◆ **Set task**:
Establish how many lines in the material include the string "numeric" and report it as a lone number.
---
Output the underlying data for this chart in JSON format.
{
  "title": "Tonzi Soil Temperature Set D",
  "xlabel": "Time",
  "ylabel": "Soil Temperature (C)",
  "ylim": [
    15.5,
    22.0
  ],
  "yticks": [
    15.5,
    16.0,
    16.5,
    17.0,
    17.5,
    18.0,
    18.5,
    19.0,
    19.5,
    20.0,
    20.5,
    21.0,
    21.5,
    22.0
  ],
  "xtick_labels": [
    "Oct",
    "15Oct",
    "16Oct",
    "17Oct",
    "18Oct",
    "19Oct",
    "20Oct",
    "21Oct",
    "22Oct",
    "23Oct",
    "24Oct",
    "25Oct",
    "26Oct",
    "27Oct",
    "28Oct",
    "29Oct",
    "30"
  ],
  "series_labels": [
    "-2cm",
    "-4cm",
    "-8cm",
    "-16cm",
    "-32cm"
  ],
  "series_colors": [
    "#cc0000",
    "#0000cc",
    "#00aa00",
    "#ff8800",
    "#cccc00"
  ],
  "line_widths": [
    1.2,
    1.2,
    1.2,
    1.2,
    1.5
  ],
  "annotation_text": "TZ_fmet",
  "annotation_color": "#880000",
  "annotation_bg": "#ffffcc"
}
---
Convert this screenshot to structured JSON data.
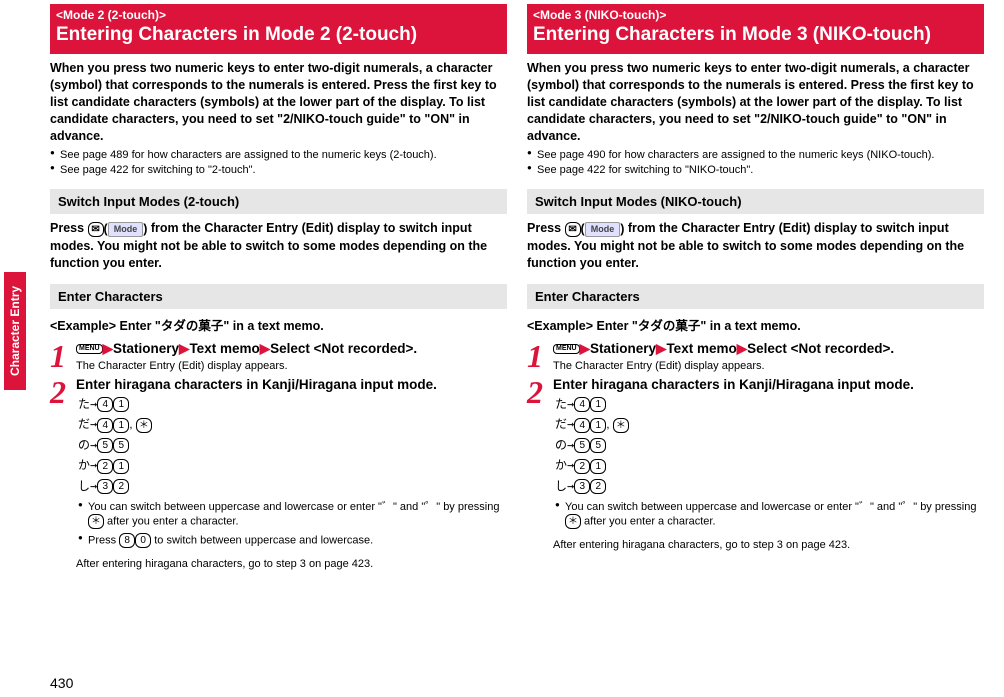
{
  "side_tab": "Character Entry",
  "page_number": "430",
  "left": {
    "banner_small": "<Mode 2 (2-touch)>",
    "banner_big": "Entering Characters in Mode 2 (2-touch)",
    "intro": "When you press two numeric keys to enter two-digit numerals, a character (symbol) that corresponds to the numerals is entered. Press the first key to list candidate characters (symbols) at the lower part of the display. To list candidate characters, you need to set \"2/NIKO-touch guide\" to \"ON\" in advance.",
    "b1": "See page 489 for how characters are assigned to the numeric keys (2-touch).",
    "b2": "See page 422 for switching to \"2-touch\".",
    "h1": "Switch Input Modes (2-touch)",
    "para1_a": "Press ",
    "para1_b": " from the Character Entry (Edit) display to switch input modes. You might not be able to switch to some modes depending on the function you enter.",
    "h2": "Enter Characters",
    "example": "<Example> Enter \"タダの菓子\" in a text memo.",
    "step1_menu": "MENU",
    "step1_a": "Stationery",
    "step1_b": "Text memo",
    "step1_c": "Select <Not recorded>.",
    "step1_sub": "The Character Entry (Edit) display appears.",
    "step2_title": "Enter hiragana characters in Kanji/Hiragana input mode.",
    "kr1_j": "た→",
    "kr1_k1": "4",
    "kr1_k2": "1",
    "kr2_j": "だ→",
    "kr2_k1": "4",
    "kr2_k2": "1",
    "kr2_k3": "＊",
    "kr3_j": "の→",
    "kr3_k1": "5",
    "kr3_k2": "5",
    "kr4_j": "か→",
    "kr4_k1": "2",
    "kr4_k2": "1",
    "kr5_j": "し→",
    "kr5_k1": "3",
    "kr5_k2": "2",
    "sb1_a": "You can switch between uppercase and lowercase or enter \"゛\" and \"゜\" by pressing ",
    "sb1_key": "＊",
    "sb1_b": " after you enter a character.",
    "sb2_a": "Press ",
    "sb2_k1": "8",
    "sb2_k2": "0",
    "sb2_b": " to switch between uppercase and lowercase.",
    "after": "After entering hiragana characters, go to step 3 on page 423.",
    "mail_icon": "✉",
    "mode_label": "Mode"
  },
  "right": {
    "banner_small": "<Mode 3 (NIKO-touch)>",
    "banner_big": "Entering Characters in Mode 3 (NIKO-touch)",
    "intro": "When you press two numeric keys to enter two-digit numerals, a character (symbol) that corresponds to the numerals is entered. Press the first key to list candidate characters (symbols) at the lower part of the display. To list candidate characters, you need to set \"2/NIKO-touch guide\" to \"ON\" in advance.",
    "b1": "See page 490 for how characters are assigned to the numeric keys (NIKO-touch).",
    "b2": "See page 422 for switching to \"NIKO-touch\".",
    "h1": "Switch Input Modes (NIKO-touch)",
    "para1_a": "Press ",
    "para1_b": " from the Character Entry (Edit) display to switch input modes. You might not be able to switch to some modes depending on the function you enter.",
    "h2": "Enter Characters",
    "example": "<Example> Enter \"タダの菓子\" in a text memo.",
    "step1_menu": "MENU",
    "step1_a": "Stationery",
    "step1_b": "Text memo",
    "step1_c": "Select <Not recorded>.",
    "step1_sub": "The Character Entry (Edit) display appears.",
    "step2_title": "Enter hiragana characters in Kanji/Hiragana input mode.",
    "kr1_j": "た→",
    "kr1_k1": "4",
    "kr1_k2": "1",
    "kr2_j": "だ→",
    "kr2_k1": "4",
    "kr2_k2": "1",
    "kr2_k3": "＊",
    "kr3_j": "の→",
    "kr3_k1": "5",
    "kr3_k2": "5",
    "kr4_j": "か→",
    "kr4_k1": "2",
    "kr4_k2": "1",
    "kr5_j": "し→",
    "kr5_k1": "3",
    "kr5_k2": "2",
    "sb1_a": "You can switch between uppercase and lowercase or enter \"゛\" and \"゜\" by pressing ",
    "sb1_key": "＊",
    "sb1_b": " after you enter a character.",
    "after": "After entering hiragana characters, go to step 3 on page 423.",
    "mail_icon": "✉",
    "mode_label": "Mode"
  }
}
---
◆ **Exercise response**:
4